# [PROBLEM DETAILS]
Set down every one of these lines again, unchanged.

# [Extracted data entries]
-- begin --

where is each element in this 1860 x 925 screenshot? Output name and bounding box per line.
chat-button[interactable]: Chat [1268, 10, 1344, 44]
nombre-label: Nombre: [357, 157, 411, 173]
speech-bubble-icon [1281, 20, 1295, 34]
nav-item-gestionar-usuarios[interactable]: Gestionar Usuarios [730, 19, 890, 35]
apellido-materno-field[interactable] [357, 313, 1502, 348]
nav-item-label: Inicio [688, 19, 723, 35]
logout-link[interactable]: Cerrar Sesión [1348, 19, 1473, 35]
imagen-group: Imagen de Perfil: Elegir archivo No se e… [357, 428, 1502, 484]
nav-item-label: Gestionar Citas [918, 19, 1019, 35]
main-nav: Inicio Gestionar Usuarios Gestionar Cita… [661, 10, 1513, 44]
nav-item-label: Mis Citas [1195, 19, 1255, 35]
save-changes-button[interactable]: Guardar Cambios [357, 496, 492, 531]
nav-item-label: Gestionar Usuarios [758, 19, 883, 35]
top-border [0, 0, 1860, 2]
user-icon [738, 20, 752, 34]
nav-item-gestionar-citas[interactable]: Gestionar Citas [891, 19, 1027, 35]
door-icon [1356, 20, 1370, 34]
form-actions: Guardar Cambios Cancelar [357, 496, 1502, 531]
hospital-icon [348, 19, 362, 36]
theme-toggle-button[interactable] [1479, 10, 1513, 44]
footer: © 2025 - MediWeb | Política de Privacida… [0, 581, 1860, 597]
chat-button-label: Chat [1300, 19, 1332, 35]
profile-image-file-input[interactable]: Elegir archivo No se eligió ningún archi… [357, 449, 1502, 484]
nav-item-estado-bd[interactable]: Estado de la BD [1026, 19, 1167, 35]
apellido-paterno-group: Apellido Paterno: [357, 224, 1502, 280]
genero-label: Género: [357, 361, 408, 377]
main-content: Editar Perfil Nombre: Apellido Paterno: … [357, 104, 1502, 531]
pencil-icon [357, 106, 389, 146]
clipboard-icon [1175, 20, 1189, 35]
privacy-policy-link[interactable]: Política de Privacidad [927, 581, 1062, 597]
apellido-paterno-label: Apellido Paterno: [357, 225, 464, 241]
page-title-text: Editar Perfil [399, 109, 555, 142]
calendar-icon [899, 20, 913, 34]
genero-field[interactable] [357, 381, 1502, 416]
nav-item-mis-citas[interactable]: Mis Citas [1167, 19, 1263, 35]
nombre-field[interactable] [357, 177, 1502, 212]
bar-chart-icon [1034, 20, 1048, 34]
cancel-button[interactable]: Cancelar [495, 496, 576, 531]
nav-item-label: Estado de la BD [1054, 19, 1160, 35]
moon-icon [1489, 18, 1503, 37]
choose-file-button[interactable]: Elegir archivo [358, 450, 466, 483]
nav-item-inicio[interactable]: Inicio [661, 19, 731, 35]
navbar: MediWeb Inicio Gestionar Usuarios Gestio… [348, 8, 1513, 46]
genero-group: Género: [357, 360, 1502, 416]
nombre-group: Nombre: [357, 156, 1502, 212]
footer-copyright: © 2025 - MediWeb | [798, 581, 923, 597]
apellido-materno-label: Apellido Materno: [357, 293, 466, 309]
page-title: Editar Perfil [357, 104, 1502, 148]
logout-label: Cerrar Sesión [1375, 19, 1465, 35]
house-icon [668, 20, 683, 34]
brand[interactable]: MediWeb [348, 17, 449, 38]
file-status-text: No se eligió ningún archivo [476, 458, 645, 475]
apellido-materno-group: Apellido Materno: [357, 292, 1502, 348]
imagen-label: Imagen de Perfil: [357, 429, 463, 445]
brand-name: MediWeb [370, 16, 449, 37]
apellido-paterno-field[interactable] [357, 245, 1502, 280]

-- end --

# [RESULT OF THE EXERCISE]
where is each element in this 1860 x 925 screenshot? Output name and bounding box per line.
chat-button[interactable]: Chat [1268, 10, 1344, 44]
nombre-label: Nombre: [357, 157, 411, 173]
speech-bubble-icon [1281, 20, 1295, 34]
nav-item-gestionar-usuarios[interactable]: Gestionar Usuarios [730, 19, 890, 35]
apellido-materno-field[interactable] [357, 313, 1502, 348]
nav-item-label: Inicio [688, 19, 723, 35]
logout-link[interactable]: Cerrar Sesión [1348, 19, 1473, 35]
imagen-group: Imagen de Perfil: Elegir archivo No se e… [357, 428, 1502, 484]
nav-item-label: Gestionar Citas [918, 19, 1019, 35]
main-nav: Inicio Gestionar Usuarios Gestionar Cita… [661, 10, 1513, 44]
nav-item-label: Mis Citas [1195, 19, 1255, 35]
save-changes-button[interactable]: Guardar Cambios [357, 496, 492, 531]
nav-item-label: Gestionar Usuarios [758, 19, 883, 35]
top-border [0, 0, 1860, 2]
user-icon [738, 20, 752, 34]
nav-item-gestionar-citas[interactable]: Gestionar Citas [891, 19, 1027, 35]
door-icon [1356, 20, 1370, 34]
form-actions: Guardar Cambios Cancelar [357, 496, 1502, 531]
hospital-icon [348, 19, 362, 36]
theme-toggle-button[interactable] [1479, 10, 1513, 44]
footer: © 2025 - MediWeb | Política de Privacida… [0, 581, 1860, 597]
chat-button-label: Chat [1300, 19, 1332, 35]
profile-image-file-input[interactable]: Elegir archivo No se eligió ningún archi… [357, 449, 1502, 484]
nav-item-estado-bd[interactable]: Estado de la BD [1026, 19, 1167, 35]
apellido-paterno-group: Apellido Paterno: [357, 224, 1502, 280]
genero-label: Género: [357, 361, 408, 377]
main-content: Editar Perfil Nombre: Apellido Paterno: … [357, 104, 1502, 531]
pencil-icon [357, 106, 389, 146]
clipboard-icon [1175, 20, 1189, 35]
privacy-policy-link[interactable]: Política de Privacidad [927, 581, 1062, 597]
apellido-paterno-label: Apellido Paterno: [357, 225, 464, 241]
page-title-text: Editar Perfil [399, 109, 555, 142]
calendar-icon [899, 20, 913, 34]
genero-field[interactable] [357, 381, 1502, 416]
nav-item-mis-citas[interactable]: Mis Citas [1167, 19, 1263, 35]
nombre-field[interactable] [357, 177, 1502, 212]
bar-chart-icon [1034, 20, 1048, 34]
cancel-button[interactable]: Cancelar [495, 496, 576, 531]
nav-item-label: Estado de la BD [1054, 19, 1160, 35]
moon-icon [1489, 18, 1503, 37]
choose-file-button[interactable]: Elegir archivo [358, 450, 466, 483]
nav-item-inicio[interactable]: Inicio [661, 19, 731, 35]
navbar: MediWeb Inicio Gestionar Usuarios Gestio… [348, 8, 1513, 46]
genero-group: Género: [357, 360, 1502, 416]
nombre-group: Nombre: [357, 156, 1502, 212]
footer-copyright: © 2025 - MediWeb | [798, 581, 923, 597]
apellido-materno-label: Apellido Materno: [357, 293, 466, 309]
page-title: Editar Perfil [357, 104, 1502, 148]
logout-label: Cerrar Sesión [1375, 19, 1465, 35]
house-icon [668, 20, 683, 34]
brand[interactable]: MediWeb [348, 17, 449, 38]
file-status-text: No se eligió ningún archivo [476, 458, 645, 475]
apellido-materno-group: Apellido Materno: [357, 292, 1502, 348]
imagen-label: Imagen de Perfil: [357, 429, 463, 445]
brand-name: MediWeb [370, 16, 449, 37]
apellido-paterno-field[interactable] [357, 245, 1502, 280]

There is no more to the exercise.